Objective: Output the data below in full, byte for byte. Nothing may differ.

[Data extracted from a collection]
==*==

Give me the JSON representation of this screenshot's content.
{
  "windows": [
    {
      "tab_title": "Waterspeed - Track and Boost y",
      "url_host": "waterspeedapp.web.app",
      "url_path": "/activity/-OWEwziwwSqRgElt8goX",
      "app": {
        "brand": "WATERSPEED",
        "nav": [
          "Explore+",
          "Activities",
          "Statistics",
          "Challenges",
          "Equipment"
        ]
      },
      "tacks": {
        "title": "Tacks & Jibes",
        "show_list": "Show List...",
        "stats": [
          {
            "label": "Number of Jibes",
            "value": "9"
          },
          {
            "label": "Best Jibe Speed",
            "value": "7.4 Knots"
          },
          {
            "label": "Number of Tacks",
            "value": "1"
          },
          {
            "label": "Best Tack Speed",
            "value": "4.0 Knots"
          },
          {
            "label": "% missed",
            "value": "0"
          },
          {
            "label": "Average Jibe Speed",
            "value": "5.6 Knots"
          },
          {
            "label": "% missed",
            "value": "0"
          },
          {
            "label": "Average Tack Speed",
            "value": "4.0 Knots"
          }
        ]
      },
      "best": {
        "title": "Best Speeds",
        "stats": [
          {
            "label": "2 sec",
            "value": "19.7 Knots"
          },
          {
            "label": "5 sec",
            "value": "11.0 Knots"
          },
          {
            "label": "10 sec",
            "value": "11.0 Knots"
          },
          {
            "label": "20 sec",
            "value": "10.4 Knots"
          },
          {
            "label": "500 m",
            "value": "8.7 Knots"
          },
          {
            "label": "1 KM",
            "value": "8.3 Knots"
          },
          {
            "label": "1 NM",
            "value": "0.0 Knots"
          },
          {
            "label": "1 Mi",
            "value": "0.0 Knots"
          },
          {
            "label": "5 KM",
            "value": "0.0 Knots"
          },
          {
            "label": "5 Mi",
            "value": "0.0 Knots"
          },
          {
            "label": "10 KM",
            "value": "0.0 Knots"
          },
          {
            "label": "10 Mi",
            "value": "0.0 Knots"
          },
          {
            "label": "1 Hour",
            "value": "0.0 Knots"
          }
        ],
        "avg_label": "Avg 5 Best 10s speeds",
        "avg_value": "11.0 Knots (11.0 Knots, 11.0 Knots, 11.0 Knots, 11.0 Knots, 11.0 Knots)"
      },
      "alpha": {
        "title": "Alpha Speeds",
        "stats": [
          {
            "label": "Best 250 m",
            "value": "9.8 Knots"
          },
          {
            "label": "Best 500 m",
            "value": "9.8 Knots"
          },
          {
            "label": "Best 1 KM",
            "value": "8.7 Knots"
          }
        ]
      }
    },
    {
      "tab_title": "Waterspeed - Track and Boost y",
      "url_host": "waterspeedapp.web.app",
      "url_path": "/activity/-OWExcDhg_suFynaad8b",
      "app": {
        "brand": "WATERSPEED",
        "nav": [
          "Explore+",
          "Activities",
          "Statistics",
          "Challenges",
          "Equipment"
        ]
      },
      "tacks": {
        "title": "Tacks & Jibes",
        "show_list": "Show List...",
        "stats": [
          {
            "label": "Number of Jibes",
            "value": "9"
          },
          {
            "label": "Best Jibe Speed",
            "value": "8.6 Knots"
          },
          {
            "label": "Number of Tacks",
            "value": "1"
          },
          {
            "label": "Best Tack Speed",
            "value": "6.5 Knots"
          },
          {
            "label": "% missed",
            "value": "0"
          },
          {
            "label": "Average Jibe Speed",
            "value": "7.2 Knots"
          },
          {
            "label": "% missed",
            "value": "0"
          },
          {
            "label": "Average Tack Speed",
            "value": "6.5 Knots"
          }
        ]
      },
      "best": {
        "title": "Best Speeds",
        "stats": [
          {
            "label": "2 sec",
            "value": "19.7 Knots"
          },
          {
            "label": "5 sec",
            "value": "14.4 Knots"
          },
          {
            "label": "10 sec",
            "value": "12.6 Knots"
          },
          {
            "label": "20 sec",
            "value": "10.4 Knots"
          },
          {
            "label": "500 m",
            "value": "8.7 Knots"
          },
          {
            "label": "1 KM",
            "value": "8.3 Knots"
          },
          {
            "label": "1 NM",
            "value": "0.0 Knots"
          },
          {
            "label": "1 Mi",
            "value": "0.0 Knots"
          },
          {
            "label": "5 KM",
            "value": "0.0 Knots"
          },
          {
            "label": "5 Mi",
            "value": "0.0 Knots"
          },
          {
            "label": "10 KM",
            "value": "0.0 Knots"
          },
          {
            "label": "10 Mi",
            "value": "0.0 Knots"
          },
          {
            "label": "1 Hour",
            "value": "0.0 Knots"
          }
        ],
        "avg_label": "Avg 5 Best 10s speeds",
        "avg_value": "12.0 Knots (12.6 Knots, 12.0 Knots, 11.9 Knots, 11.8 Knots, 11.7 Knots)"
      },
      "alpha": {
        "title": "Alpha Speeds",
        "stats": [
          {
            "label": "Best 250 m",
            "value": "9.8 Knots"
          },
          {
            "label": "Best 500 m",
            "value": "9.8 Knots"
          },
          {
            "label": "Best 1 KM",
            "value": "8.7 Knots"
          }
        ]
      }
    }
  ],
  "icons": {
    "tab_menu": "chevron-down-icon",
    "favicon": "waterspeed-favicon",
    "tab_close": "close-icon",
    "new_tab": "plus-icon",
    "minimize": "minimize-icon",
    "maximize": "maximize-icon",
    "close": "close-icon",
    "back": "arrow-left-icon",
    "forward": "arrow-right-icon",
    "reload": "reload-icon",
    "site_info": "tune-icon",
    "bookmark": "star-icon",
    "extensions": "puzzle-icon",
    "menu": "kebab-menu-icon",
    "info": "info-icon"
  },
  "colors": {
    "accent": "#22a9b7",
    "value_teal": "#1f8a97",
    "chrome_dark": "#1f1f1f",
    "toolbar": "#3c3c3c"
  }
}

==*==

Result of the task:
Give me the JSON representation of this screenshot's content.
{
  "windows": [
    {
      "tab_title": "Waterspeed - Track and Boost y",
      "url_host": "waterspeedapp.web.app",
      "url_path": "/activity/-OWEwziwwSqRgElt8goX",
      "app": {
        "brand": "WATERSPEED",
        "nav": [
          "Explore+",
          "Activities",
          "Statistics",
          "Challenges",
          "Equipment"
        ]
      },
      "tacks": {
        "title": "Tacks & Jibes",
        "show_list": "Show List...",
        "stats": [
          {
            "label": "Number of Jibes",
            "value": "9"
          },
          {
            "label": "Best Jibe Speed",
            "value": "7.4 Knots"
          },
          {
            "label": "Number of Tacks",
            "value": "1"
          },
          {
            "label": "Best Tack Speed",
            "value": "4.0 Knots"
          },
          {
            "label": "% missed",
            "value": "0"
          },
          {
            "label": "Average Jibe Speed",
            "value": "5.6 Knots"
          },
          {
            "label": "% missed",
            "value": "0"
          },
          {
            "label": "Average Tack Speed",
            "value": "4.0 Knots"
          }
        ]
      },
      "best": {
        "title": "Best Speeds",
        "stats": [
          {
            "label": "2 sec",
            "value": "19.7 Knots"
          },
          {
            "label": "5 sec",
            "value": "11.0 Knots"
          },
          {
            "label": "10 sec",
            "value": "11.0 Knots"
          },
          {
            "label": "20 sec",
            "value": "10.4 Knots"
          },
          {
            "label": "500 m",
            "value": "8.7 Knots"
          },
          {
            "label": "1 KM",
            "value": "8.3 Knots"
          },
          {
            "label": "1 NM",
            "value": "0.0 Knots"
          },
          {
            "label": "1 Mi",
            "value": "0.0 Knots"
          },
          {
            "label": "5 KM",
            "value": "0.0 Knots"
          },
          {
            "label": "5 Mi",
            "value": "0.0 Knots"
          },
          {
            "label": "10 KM",
            "value": "0.0 Knots"
          },
          {
            "label": "10 Mi",
            "value": "0.0 Knots"
          },
          {
            "label": "1 Hour",
            "value": "0.0 Knots"
          }
        ],
        "avg_label": "Avg 5 Best 10s speeds",
        "avg_value": "11.0 Knots (11.0 Knots, 11.0 Knots, 11.0 Knots, 11.0 Knots, 11.0 Knots)"
      },
      "alpha": {
        "title": "Alpha Speeds",
        "stats": [
          {
            "label": "Best 250 m",
            "value": "9.8 Knots"
          },
          {
            "label": "Best 500 m",
            "value": "9.8 Knots"
          },
          {
            "label": "Best 1 KM",
            "value": "8.7 Knots"
          }
        ]
      }
    },
    {
      "tab_title": "Waterspeed - Track and Boost y",
      "url_host": "waterspeedapp.web.app",
      "url_path": "/activity/-OWExcDhg_suFynaad8b",
      "app": {
        "brand": "WATERSPEED",
        "nav": [
          "Explore+",
          "Activities",
          "Statistics",
          "Challenges",
          "Equipment"
        ]
      },
      "tacks": {
        "title": "Tacks & Jibes",
        "show_list": "Show List...",
        "stats": [
          {
            "label": "Number of Jibes",
            "value": "9"
          },
          {
            "label": "Best Jibe Speed",
            "value": "8.6 Knots"
          },
          {
            "label": "Number of Tacks",
            "value": "1"
          },
          {
            "label": "Best Tack Speed",
            "value": "6.5 Knots"
          },
          {
            "label": "% missed",
            "value": "0"
          },
          {
            "label": "Average Jibe Speed",
            "value": "7.2 Knots"
          },
          {
            "label": "% missed",
            "value": "0"
          },
          {
            "label": "Average Tack Speed",
            "value": "6.5 Knots"
          }
        ]
      },
      "best": {
        "title": "Best Speeds",
        "stats": [
          {
            "label": "2 sec",
            "value": "19.7 Knots"
          },
          {
            "label": "5 sec",
            "value": "14.4 Knots"
          },
          {
            "label": "10 sec",
            "value": "12.6 Knots"
          },
          {
            "label": "20 sec",
            "value": "10.4 Knots"
          },
          {
            "label": "500 m",
            "value": "8.7 Knots"
          },
          {
            "label": "1 KM",
            "value": "8.3 Knots"
          },
          {
            "label": "1 NM",
            "value": "0.0 Knots"
          },
          {
            "label": "1 Mi",
            "value": "0.0 Knots"
          },
          {
            "label": "5 KM",
            "value": "0.0 Knots"
          },
          {
            "label": "5 Mi",
            "value": "0.0 Knots"
          },
          {
            "label": "10 KM",
            "value": "0.0 Knots"
          },
          {
            "label": "10 Mi",
            "value": "0.0 Knots"
          },
          {
            "label": "1 Hour",
            "value": "0.0 Knots"
          }
        ],
        "avg_label": "Avg 5 Best 10s speeds",
        "avg_value": "12.0 Knots (12.6 Knots, 12.0 Knots, 11.9 Knots, 11.8 Knots, 11.7 Knots)"
      },
      "alpha": {
        "title": "Alpha Speeds",
        "stats": [
          {
            "label": "Best 250 m",
            "value": "9.8 Knots"
          },
          {
            "label": "Best 500 m",
            "value": "9.8 Knots"
          },
          {
            "label": "Best 1 KM",
            "value": "8.7 Knots"
          }
        ]
      }
    }
  ],
  "icons": {
    "tab_menu": "chevron-down-icon",
    "favicon": "waterspeed-favicon",
    "tab_close": "close-icon",
    "new_tab": "plus-icon",
    "minimize": "minimize-icon",
    "maximize": "maximize-icon",
    "close": "close-icon",
    "back": "arrow-left-icon",
    "forward": "arrow-right-icon",
    "reload": "reload-icon",
    "site_info": "tune-icon",
    "bookmark": "star-icon",
    "extensions": "puzzle-icon",
    "menu": "kebab-menu-icon",
    "info": "info-icon"
  },
  "colors": {
    "accent": "#22a9b7",
    "value_teal": "#1f8a97",
    "chrome_dark": "#1f1f1f",
    "toolbar": "#3c3c3c"
  }
}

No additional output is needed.